Provided entries |
* * * * * * * * *

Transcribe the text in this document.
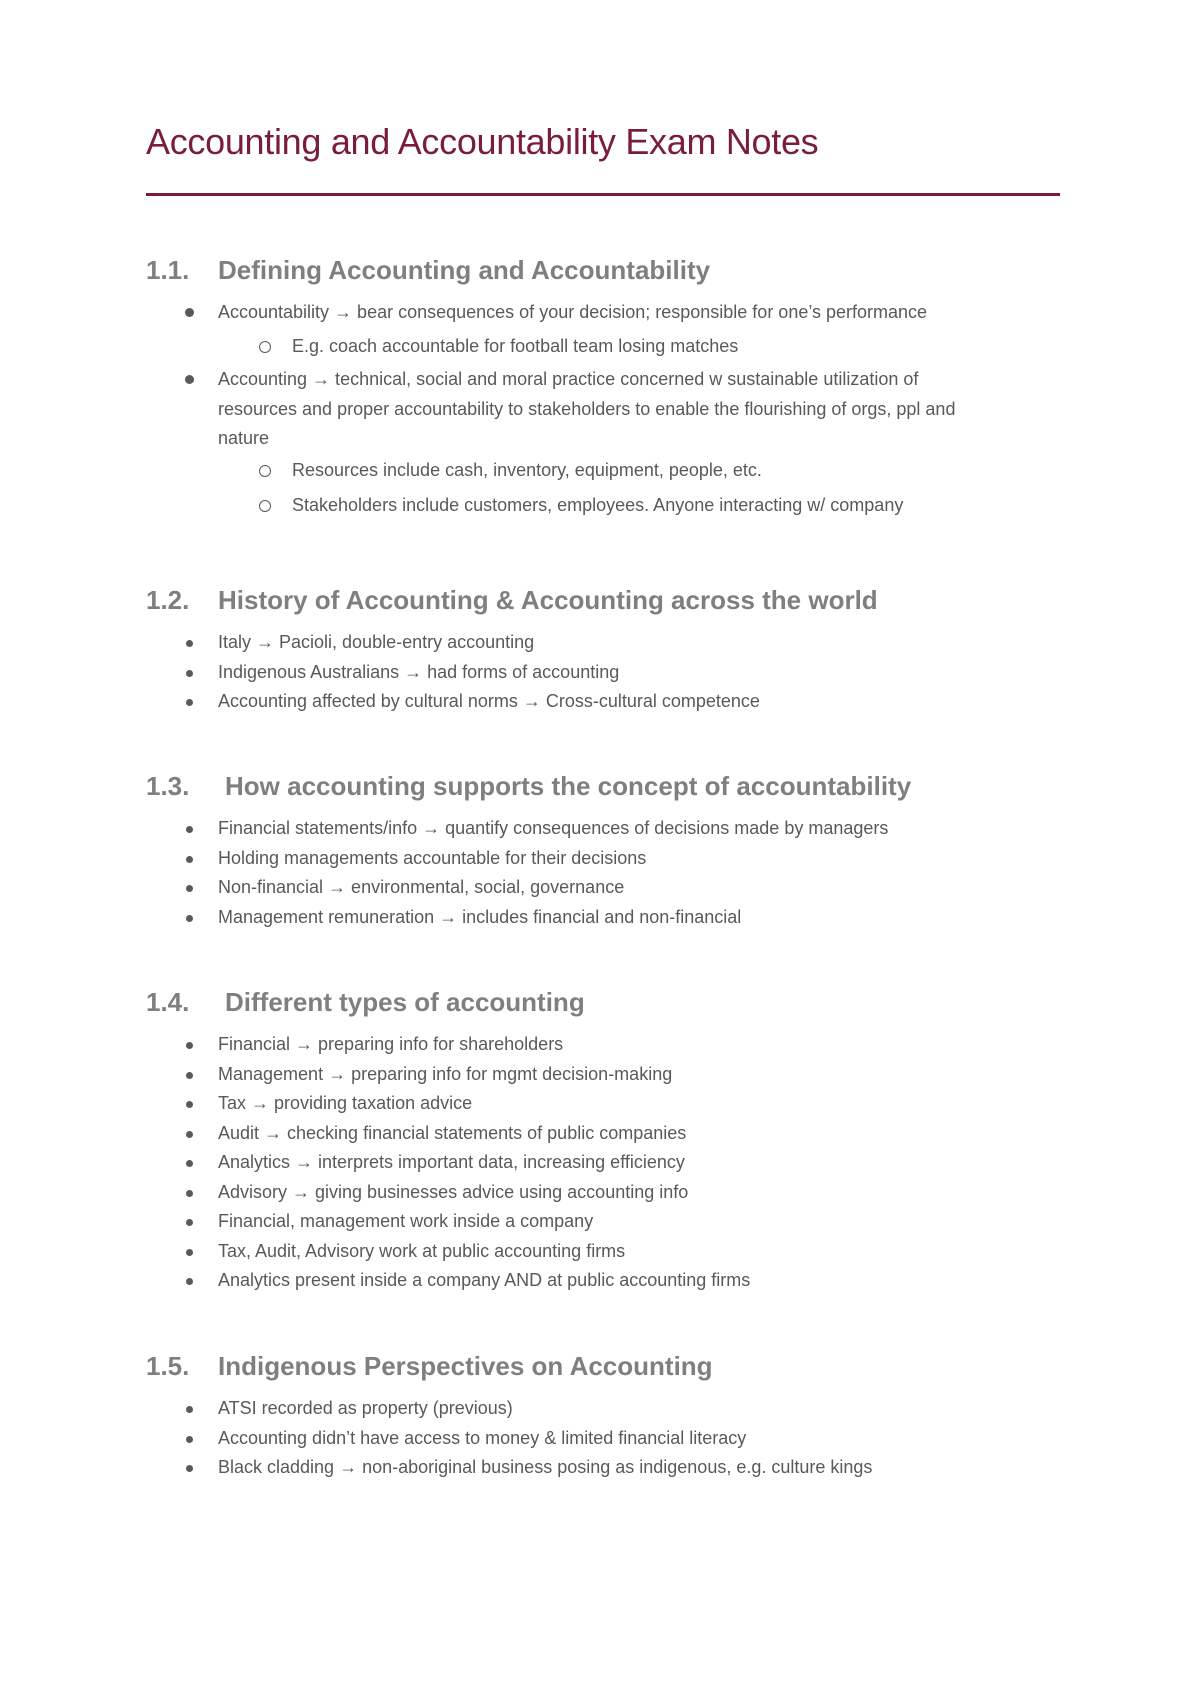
Accounting and Accountability Exam Notes
1.1. Defining Accounting and Accountability
Accountability → bear consequences of your decision; responsible for one’s performance
E.g. coach accountable for football team losing matches
Accounting → technical, social and moral practice concerned w sustainable utilization of resources and proper accountability to stakeholders to enable the flourishing of orgs, ppl and nature
Resources include cash, inventory, equipment, people, etc.
Stakeholders include customers, employees. Anyone interacting w/ company
1.2. History of Accounting & Accounting across the world
Italy → Pacioli, double-entry accounting
Indigenous Australians → had forms of accounting
Accounting affected by cultural norms → Cross-cultural competence
1.3. How accounting supports the concept of accountability
Financial statements/info → quantify consequences of decisions made by managers
Holding managements accountable for their decisions
Non-financial → environmental, social, governance
Management remuneration → includes financial and non-financial
1.4. Different types of accounting
Financial → preparing info for shareholders
Management → preparing info for mgmt decision-making
Tax → providing taxation advice
Audit → checking financial statements of public companies
Analytics → interprets important data, increasing efficiency
Advisory → giving businesses advice using accounting info
Financial, management work inside a company
Tax, Audit, Advisory work at public accounting firms
Analytics present inside a company AND at public accounting firms
1.5. Indigenous Perspectives on Accounting
ATSI recorded as property (previous)
Accounting didn’t have access to money & limited financial literacy
Black cladding → non-aboriginal business posing as indigenous, e.g. culture kings
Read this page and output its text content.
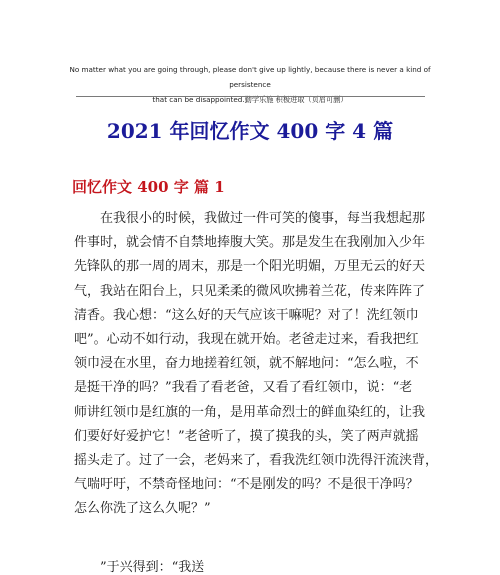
No matter what you are going through, please don't give up lightly, because there is never a kind of persistence
that can be disappointed.勤学乐施 积极进取（页眉可删）
2021 年回忆作文 400 字 4 篇
回忆作文 400 字 篇 1
在我很小的时候，我做过一件可笑的傻事，每当我想起那
件事时，就会情不自禁地捧腹大笑。那是发生在我刚加入少年
先锋队的那一周的周末，那是一个阳光明媚，万里无云的好天
气，我站在阳台上，只见柔柔的微风吹拂着兰花，传来阵阵了
清香。我心想：“这么好的天气应该干嘛呢？对了！洗红领巾
吧”。心动不如行动，我现在就开始。老爸走过来，看我把红
领巾浸在水里，奋力地搓着红领，就不解地问：“怎么啦，不
是挺干净的吗？”我看了看老爸，又看了看红领巾，说：“老
师讲红领巾是红旗的一角，是用革命烈士的鲜血染红的，让我
们要好好爱护它！”老爸听了，摸了摸我的头，笑了两声就摇
摇头走了。过了一会，老妈来了，看我洗红领巾洗得汗流浃背，
气喘吁吁，不禁奇怪地问：“不是刚发的吗？不是很干净吗？
怎么你洗了这么久呢？”
”于兴得到：“我送
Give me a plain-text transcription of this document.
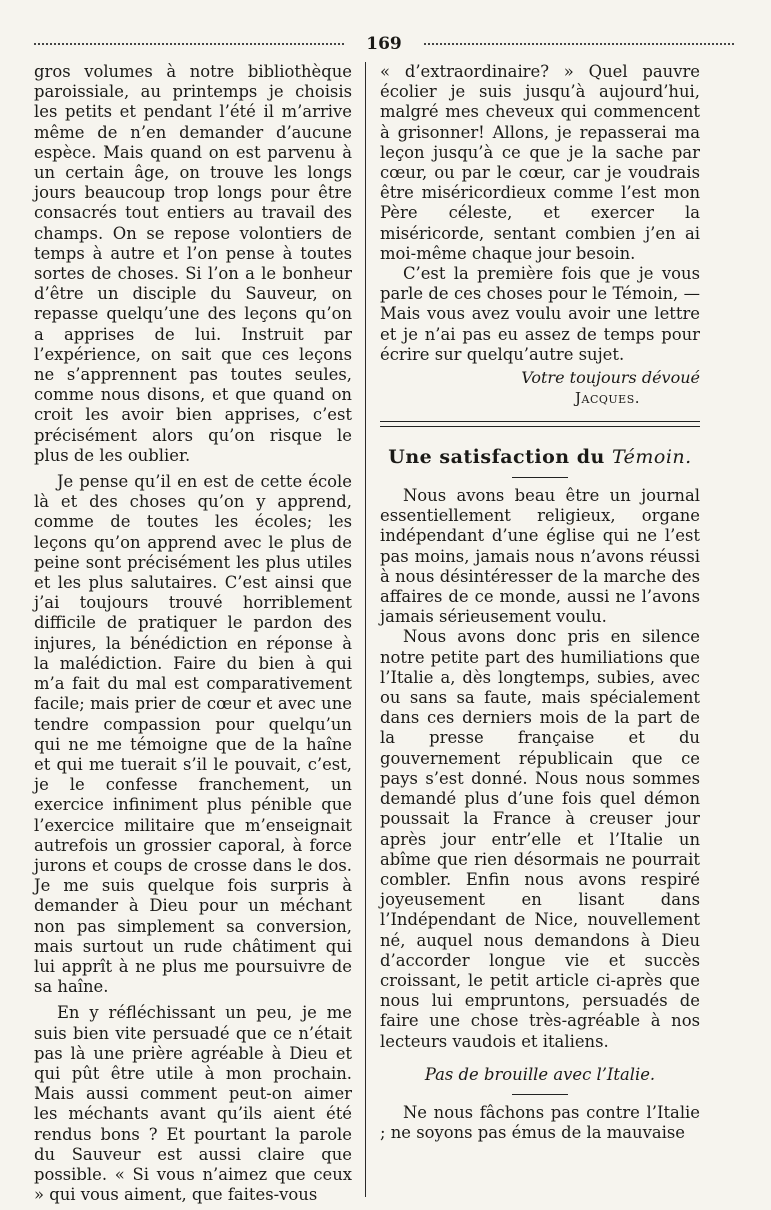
169

gros volumes à notre bibliothèque paroissiale, au printemps je choisis les petits et pendant l’été il m’arrive même de n’en demander d’aucune espèce. Mais quand on est parvenu à un certain âge, on trouve les longs jours beaucoup trop longs pour être consacrés tout entiers au travail des champs. On se repose volontiers de temps à autre et l’on pense à toutes sortes de choses. Si l’on a le bonheur d’être un disciple du Sauveur, on repasse quelqu’une des leçons qu’on a apprises de lui. Instruit par l’expérience, on sait que ces leçons ne s’apprennent pas toutes seules, comme nous disons, et que quand on croit les avoir bien apprises, c’est précisément alors qu’on risque le plus de les oublier.

Je pense qu’il en est de cette école là et des choses qu’on y apprend, comme de toutes les écoles; les leçons qu’on apprend avec le plus de peine sont précisément les plus utiles et les plus salutaires. C’est ainsi que j’ai toujours trouvé horriblement difficile de pratiquer le pardon des injures, la bénédiction en réponse à la malédiction. Faire du bien à qui m’a fait du mal est comparativement facile; mais prier de cœur et avec une tendre compassion pour quelqu’un qui ne me témoigne que de la haîne et qui me tuerait s’il le pouvait, c’est, je le confesse franchement, un exercice infiniment plus pénible que l’exercice militaire que m’enseignait autrefois un grossier caporal, à force jurons et coups de crosse dans le dos. Je me suis quelque fois surpris à demander à Dieu pour un méchant non pas simplement sa conversion, mais surtout un rude châtiment qui lui apprît à ne plus me poursuivre de sa haîne.

En y réfléchissant un peu, je me suis bien vite persuadé que ce n’était pas là une prière agréable à Dieu et qui pût être utile à mon prochain. Mais aussi comment peut-on aimer les méchants avant qu’ils aient été rendus bons ? Et pourtant la parole du Sauveur est aussi claire que possible. « Si vous n’aimez que ceux » qui vous aiment, que faites-vous

« d’extraordinaire? » Quel pauvre écolier je suis jusqu’à aujourd’hui, malgré mes cheveux qui commencent à grisonner! Allons, je repasserai ma leçon jusqu’à ce que je la sache par cœur, ou par le cœur, car je voudrais être miséricordieux comme l’est mon Père céleste, et exercer la miséricorde, sentant combien j’en ai moi-même chaque jour besoin.

C’est la première fois que je vous parle de ces choses pour le Témoin, — Mais vous avez voulu avoir une lettre et je n’ai pas eu assez de temps pour écrire sur quelqu’autre sujet.

Votre toujours dévoué
Jacques.
Une satisfaction du Témoin.

Nous avons beau être un journal essentiellement religieux, organe indépendant d’une église qui ne l’est pas moins, jamais nous n’avons réussi à nous désintéresser de la marche des affaires de ce monde, aussi ne l’avons jamais sérieusement voulu.

Nous avons donc pris en silence notre petite part des humiliations que l’Italie a, dès longtemps, subies, avec ou sans sa faute, mais spécialement dans ces derniers mois de la part de la presse française et du gouvernement républicain que ce pays s’est donné. Nous nous sommes demandé plus d’une fois quel démon poussait la France à creuser jour après jour entr’elle et l’Italie un abîme que rien désormais ne pourrait combler. Enfin nous avons respiré joyeusement en lisant dans l’Indépendant de Nice, nouvellement né, auquel nous demandons à Dieu d’accorder longue vie et succès croissant, le petit article ci-après que nous lui empruntons, persuadés de faire une chose très-agréable à nos lecteurs vaudois et italiens.

Pas de brouille avec l’Italie.

Ne nous fâchons pas contre l’Italie ; ne soyons pas émus de la mauvaise
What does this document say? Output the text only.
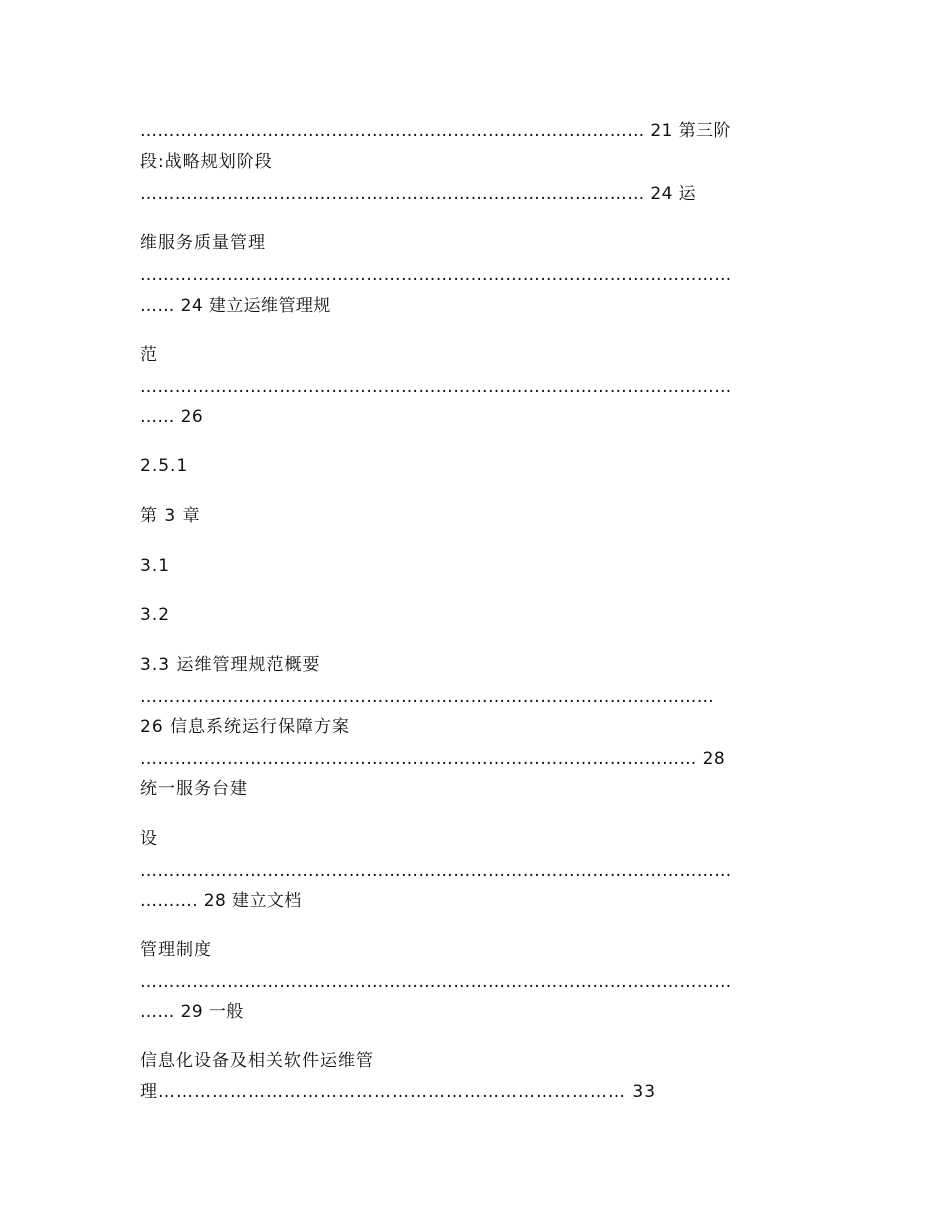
…………………………………………………………………………… 21 第三阶

段:战略规划阶段

…………………………………………………………………………… 24 运

维服务质量管理

…………………………………………………………………………………………

…… 24 建立运维管理规

范

…………………………………………………………………………………………

…… 26

2.5.1

第 3 章

3.1

3.2

3.3 运维管理规范概要

………………………………………………………………………………………

26 信息系统运行保障方案

…………………………………………………………………………………… 28

统一服务台建

设

…………………………………………………………………………………………

………. 28 建立文档

管理制度

…………………………………………………………………………………………

…… 29 一般

信息化设备及相关软件运维管

理…………………………………………………………………… 33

* * * * * * * * *

Direction | Check each line of the records above for the word "voulu", then give the number of lines that have it, with no other words.

Solution to this task | 2